* AUFGABEN *
(1) Zitiere bitte aus dem Erkenntnis des Verwaltungsgerichtshofs wörtlich den Abschnitt, der mit „1 Aus den Feststellungen“ beginnt und bis einschließlich „Grundstücken der KG A.“ reicht.
(2) Führe das Erkenntnis des Verwaltungsgerichtshofs im Anschluss an seinen letzten Satz weiter.

* QUELLE *
-------------------------

Betreff
Der Verwaltungsgerichtshof hat durch den Vorsitzenden Senatspräsident Dr. Kleiser und die Hofrätinnen Mag. a Merl und Mag. Liebhart Mutzl als Richter und Richterinnen, unter Mitwirkung der Schriftführerin Mag. Kovacs, über die Revision der Projekt Radegunder Straße 40 der I GmbH Co KG in G, vertreten durch die HOHENBERG Rechtsanwälte GmbH in 8010 Graz, Hartenaugasse 6, gegen den Beschluss des Landesverwaltungsgerichts Steiermark vom 21. Mai 2024, LVwG 50.10 848/2024 11, betreffend Zurückverweisung in einer baurechtlichen Angelegenheit (belangte Behörde vor dem Verwaltungsgericht: Stadtsenat der Landeshauptstadt Graz; mitbeteiligte Partei: Ing. D W, vertreten durch Mag. Rainer Frank, Rechtsanwalt in 8010 Graz, Joanneumring 6/1. Stock; weitere Partei: Steiermärkische Landesregierung), zu Recht erkannt:
Spruch
Der angefochtene Beschluss wird wegen Rechtswidrigkeit seines Inhaltes aufgehoben.
Die Landeshauptstadt Graz hat der Revisionswerberin Aufwendungen in der Höhe von € 1.346,40 binnen zwei Wochen bei sonstiger Exekution zu ersetzen.
1 Aus den Feststellungen des angefochtenen Beschlusses ergibt sich folgender Sachverhalt:
Am 20. Dezember 2018 beantragte die R. Bauträger GmbH die Erteilung einer Baubewilligung für die Errichtung eines 4 geschoßigen Wohnhauses mit 10 Wohneinheiten, einer Tiefgarage mit 18 PKW Abstellplätzen und zwei nicht überdachten PKW Abstellplätzen im Freien, eines überdachten Müllplatzes sowie Geländeveränderungen auf näher genannten Grundstücken der KG A.

-------------------------

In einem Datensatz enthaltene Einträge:
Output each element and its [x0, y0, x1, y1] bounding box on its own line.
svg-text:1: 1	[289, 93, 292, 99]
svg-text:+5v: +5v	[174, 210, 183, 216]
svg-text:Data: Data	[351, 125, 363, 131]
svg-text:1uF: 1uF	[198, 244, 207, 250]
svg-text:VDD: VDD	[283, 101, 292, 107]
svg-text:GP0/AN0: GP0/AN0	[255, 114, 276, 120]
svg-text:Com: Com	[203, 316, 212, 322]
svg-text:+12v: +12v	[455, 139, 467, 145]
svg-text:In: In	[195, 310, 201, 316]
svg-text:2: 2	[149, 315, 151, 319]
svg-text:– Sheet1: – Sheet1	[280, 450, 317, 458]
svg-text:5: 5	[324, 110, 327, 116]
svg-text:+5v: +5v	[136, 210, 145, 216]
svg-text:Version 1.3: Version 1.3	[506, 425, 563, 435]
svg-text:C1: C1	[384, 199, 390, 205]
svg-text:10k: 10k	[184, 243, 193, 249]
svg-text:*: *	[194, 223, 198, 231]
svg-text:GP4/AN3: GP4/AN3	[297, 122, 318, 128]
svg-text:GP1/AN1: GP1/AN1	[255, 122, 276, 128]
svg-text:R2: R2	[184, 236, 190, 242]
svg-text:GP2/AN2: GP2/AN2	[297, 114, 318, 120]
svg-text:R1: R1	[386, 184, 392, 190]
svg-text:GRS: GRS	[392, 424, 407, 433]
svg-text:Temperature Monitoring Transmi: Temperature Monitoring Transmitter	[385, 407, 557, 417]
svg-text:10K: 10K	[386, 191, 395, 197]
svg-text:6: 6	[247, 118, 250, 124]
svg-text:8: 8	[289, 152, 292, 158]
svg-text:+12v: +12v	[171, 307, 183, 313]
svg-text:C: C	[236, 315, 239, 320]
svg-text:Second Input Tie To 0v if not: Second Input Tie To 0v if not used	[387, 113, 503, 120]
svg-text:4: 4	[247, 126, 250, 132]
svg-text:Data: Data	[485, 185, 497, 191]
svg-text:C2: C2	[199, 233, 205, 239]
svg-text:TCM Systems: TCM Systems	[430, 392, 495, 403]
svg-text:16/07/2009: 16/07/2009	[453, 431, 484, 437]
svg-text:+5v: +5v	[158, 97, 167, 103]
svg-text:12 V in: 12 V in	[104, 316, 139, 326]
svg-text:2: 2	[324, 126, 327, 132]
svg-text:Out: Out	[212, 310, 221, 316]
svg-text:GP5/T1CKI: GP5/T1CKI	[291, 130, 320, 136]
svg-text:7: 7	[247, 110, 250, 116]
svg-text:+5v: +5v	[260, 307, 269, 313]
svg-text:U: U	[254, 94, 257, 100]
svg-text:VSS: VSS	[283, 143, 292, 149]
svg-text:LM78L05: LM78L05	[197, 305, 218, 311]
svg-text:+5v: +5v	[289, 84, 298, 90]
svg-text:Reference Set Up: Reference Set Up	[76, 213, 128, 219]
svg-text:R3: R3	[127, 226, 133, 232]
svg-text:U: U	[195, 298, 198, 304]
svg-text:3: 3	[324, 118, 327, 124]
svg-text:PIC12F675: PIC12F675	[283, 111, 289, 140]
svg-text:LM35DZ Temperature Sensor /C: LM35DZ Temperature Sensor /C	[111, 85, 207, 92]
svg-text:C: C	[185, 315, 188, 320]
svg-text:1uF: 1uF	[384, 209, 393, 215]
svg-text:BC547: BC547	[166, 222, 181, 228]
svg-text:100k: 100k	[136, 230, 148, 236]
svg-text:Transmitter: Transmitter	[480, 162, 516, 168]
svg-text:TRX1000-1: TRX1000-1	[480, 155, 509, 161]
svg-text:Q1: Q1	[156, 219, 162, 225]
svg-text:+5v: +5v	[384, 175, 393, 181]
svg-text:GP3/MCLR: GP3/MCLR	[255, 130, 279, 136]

-------------------------

* LÖSUNGEN *
(1)
1 Aus den Feststellungen des angefochtenen Beschlusses ergibt sich folgender Sachverhalt:
Am 20. Dezember 2018 beantragte die R. Bauträger GmbH die Erteilung einer Baubewilligung für die Errichtung eines 4 geschoßigen Wohnhauses mit 10 Wohneinheiten, einer Tiefgarage mit 18 PKW Abstellplätzen und zwei nicht überdachten PKW Abstellplätzen im Freien, eines überdachten Müllplatzes sowie Geländeveränderungen auf näher genannten Grundstücken der KG A.

(2)
Die Mitbeteiligte ist Eigentümerin eines an den Bauplatz angrenzenden Grundstückes. Sie erhob Einwendungen gegen das Bauvorhaben.
Mit Bescheid vom 22. Jänner 2021 erteilte die belangte Behörde der R. Bauträger GmbH die beantragte Baugenehmigung.
Aufgrund einer Beschwerde der Mitbeteiligten hob das Landesverwaltungsgericht Steiermark (LVwG) mit Erkenntnis vom 21. April 2022 den Bescheid der belangten Behörde vom 22. Jänner 2021 wegen Unzuständigkeit auf.
Mit Schreiben vom 9. Februar 2023 suchte die nunmehrige Revisionswerberin um „Übernahme des laufenden Bauverfahrens als neue Grundeigentümern und Bauwerberin“ an, gab unter einem eine Änderung des Bauansuchens dahingehend bekannt, dass die Anzahl der Wohneinheiten von 10 auf 13 Wohnungen erweitert werde, und stellte die Grundstücksnummer des vom Bauvorhaben betroffenen Grundstückes aufgrund einer Grundstückszusammenlegung richtig. Gleichzeitig wurden der belangten Behörde neue Projektunterlagen, unter anderem die Baubeschreibung vom 9. Februar 2023, der Einreichplan vom 2. Jänner 2023 sowie das Entwässerungskonzept vom 31. Jänner 2023 übermittelt.
Die belangte Behörde holte zwischen Juli und Oktober 2023 Stellungnahmen von Amtssachverständigen in schalltechnischer, lufttechnischer und städtebaulicher Hinsicht sowie in Bezug auf die Anforderungen an den „anpassbaren Wohnbau“ ein. Ein bautechnischer Amtssachverständiger wurde mit Gutachtensauftrag vom 20. Oktober 2023 ebenfalls eingebunden; eine Stellungnahme dieses Amtssachverständigen langte bei der belangten Behörde jedoch nicht ein. Den betroffenen Nachbarn als Parteien des Bauverfahrens brachte die belangte Behörde die Antragsänderungen jedoch nicht zur Kenntnis.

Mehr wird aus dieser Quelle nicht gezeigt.